WHAT YOU WILL DO »
The listing must be reproduced in full, exactly as it stands.

Stored items
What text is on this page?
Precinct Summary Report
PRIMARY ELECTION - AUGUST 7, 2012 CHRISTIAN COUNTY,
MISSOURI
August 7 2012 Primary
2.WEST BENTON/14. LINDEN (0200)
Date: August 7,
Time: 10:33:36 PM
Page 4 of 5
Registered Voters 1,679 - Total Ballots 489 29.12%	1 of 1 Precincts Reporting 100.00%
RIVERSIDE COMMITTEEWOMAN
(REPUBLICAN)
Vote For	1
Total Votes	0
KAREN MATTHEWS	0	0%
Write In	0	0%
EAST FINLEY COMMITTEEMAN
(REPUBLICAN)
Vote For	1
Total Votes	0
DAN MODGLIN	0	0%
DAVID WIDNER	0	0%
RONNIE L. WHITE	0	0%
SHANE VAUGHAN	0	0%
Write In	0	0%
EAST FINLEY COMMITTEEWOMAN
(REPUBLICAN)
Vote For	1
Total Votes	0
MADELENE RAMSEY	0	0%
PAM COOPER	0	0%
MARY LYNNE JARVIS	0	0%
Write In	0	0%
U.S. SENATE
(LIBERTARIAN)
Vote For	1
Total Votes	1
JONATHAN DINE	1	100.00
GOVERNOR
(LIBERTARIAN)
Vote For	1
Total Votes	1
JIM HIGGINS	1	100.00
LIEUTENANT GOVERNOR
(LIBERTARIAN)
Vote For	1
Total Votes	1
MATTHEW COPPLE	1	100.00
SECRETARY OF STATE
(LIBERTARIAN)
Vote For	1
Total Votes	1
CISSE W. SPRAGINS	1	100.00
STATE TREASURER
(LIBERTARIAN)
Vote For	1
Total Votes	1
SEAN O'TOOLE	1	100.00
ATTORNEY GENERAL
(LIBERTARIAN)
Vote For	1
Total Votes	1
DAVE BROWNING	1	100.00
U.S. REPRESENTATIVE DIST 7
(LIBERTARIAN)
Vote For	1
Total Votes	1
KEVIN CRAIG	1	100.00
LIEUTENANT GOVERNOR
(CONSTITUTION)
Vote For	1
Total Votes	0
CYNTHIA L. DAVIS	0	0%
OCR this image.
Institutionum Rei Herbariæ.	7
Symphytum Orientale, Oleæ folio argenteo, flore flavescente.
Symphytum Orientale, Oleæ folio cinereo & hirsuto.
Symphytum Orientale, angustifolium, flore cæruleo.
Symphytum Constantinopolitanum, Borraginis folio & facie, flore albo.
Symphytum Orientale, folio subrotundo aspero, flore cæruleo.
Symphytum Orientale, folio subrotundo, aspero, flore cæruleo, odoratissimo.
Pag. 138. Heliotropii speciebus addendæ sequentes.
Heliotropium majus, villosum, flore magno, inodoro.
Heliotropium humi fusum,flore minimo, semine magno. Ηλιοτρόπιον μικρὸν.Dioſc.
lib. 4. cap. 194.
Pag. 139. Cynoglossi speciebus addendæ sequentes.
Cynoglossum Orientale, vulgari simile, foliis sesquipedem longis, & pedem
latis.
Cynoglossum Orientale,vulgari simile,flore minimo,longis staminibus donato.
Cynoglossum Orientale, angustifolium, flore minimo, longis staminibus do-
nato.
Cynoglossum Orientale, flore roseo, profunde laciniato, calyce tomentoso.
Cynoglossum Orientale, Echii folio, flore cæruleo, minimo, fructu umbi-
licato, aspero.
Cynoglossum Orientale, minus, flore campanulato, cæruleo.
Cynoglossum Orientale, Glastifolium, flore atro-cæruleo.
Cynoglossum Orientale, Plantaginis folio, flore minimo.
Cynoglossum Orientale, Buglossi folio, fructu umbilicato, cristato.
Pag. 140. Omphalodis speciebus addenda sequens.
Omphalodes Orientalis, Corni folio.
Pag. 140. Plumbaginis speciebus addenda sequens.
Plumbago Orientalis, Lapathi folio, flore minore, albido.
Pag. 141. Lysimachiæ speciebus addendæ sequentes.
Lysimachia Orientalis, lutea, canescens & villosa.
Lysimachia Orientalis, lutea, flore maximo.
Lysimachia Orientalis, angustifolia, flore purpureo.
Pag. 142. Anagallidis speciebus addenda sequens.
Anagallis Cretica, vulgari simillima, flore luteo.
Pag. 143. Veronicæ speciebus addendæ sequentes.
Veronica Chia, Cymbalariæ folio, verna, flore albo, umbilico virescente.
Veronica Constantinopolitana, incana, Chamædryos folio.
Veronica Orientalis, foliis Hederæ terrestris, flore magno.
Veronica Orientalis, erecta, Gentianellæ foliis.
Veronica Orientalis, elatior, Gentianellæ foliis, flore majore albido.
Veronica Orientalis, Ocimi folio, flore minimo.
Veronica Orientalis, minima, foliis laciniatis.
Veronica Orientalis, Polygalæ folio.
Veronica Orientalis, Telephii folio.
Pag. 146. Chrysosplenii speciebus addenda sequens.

EXERCISE ANSWER »
What text is on this page?
Precinct Summary Report
PRIMARY ELECTION - AUGUST 7, 2012 CHRISTIAN COUNTY,
MISSOURI
August 7 2012 Primary
2.WEST BENTON/14. LINDEN (0200)
Date: August 7,
Time: 10:33:36 PM
Page 4 of 5
Registered Voters 1,679 - Total Ballots 489 29.12%	1 of 1 Precincts Reporting 100.00%
RIVERSIDE COMMITTEEWOMAN
(REPUBLICAN)
Vote For	1
Total Votes	0
KAREN MATTHEWS	0	0%
Write In	0	0%
EAST FINLEY COMMITTEEMAN
(REPUBLICAN)
Vote For	1
Total Votes	0
DAN MODGLIN	0	0%
DAVID WIDNER	0	0%
RONNIE L. WHITE	0	0%
SHANE VAUGHAN	0	0%
Write In	0	0%
EAST FINLEY COMMITTEEWOMAN
(REPUBLICAN)
Vote For	1
Total Votes	0
MADELENE RAMSEY	0	0%
PAM COOPER	0	0%
MARY LYNNE JARVIS	0	0%
Write In	0	0%
U.S. SENATE
(LIBERTARIAN)
Vote For	1
Total Votes	1
JONATHAN DINE	1	100.00
GOVERNOR
(LIBERTARIAN)
Vote For	1
Total Votes	1
JIM HIGGINS	1	100.00
LIEUTENANT GOVERNOR
(LIBERTARIAN)
Vote For	1
Total Votes	1
MATTHEW COPPLE	1	100.00
SECRETARY OF STATE
(LIBERTARIAN)
Vote For	1
Total Votes	1
CISSE W. SPRAGINS	1	100.00
STATE TREASURER
(LIBERTARIAN)
Vote For	1
Total Votes	1
SEAN O'TOOLE	1	100.00
ATTORNEY GENERAL
(LIBERTARIAN)
Vote For	1
Total Votes	1
DAVE BROWNING	1	100.00
U.S. REPRESENTATIVE DIST 7
(LIBERTARIAN)
Vote For	1
Total Votes	1
KEVIN CRAIG	1	100.00
LIEUTENANT GOVERNOR
(CONSTITUTION)
Vote For	1
Total Votes	0
CYNTHIA L. DAVIS	0	0%
OCR this image.
Institutionum Rei Herbariæ.	7
Symphytum Orientale, Oleæ folio argenteo, flore flavescente.
Symphytum Orientale, Oleæ folio cinereo & hirsuto.
Symphytum Orientale, angustifolium, flore cæruleo.
Symphytum Constantinopolitanum, Borraginis folio & facie, flore albo.
Symphytum Orientale, folio subrotundo aspero, flore cæruleo.
Symphytum Orientale, folio subrotundo, aspero, flore cæruleo, odoratissimo.
Pag. 138. Heliotropii speciebus addendæ sequentes.
Heliotropium majus, villosum, flore magno, inodoro.
Heliotropium humi fusum,flore minimo, semine magno. Ηλιοτρόπιον μικρὸν.Dioſc.
lib. 4. cap. 194.
Pag. 139. Cynoglossi speciebus addendæ sequentes.
Cynoglossum Orientale, vulgari simile, foliis sesquipedem longis, & pedem
latis.
Cynoglossum Orientale,vulgari simile,flore minimo,longis staminibus donato.
Cynoglossum Orientale, angustifolium, flore minimo, longis staminibus do-
nato.
Cynoglossum Orientale, flore roseo, profunde laciniato, calyce tomentoso.
Cynoglossum Orientale, Echii folio, flore cæruleo, minimo, fructu umbi-
licato, aspero.
Cynoglossum Orientale, minus, flore campanulato, cæruleo.
Cynoglossum Orientale, Glastifolium, flore atro-cæruleo.
Cynoglossum Orientale, Plantaginis folio, flore minimo.
Cynoglossum Orientale, Buglossi folio, fructu umbilicato, cristato.
Pag. 140. Omphalodis speciebus addenda sequens.
Omphalodes Orientalis, Corni folio.
Pag. 140. Plumbaginis speciebus addenda sequens.
Plumbago Orientalis, Lapathi folio, flore minore, albido.
Pag. 141. Lysimachiæ speciebus addendæ sequentes.
Lysimachia Orientalis, lutea, canescens & villosa.
Lysimachia Orientalis, lutea, flore maximo.
Lysimachia Orientalis, angustifolia, flore purpureo.
Pag. 142. Anagallidis speciebus addenda sequens.
Anagallis Cretica, vulgari simillima, flore luteo.
Pag. 143. Veronicæ speciebus addendæ sequentes.
Veronica Chia, Cymbalariæ folio, verna, flore albo, umbilico virescente.
Veronica Constantinopolitana, incana, Chamædryos folio.
Veronica Orientalis, foliis Hederæ terrestris, flore magno.
Veronica Orientalis, erecta, Gentianellæ foliis.
Veronica Orientalis, elatior, Gentianellæ foliis, flore majore albido.
Veronica Orientalis, Ocimi folio, flore minimo.
Veronica Orientalis, minima, foliis laciniatis.
Veronica Orientalis, Polygalæ folio.
Veronica Orientalis, Telephii folio.
Pag. 146. Chrysosplenii speciebus addenda sequens.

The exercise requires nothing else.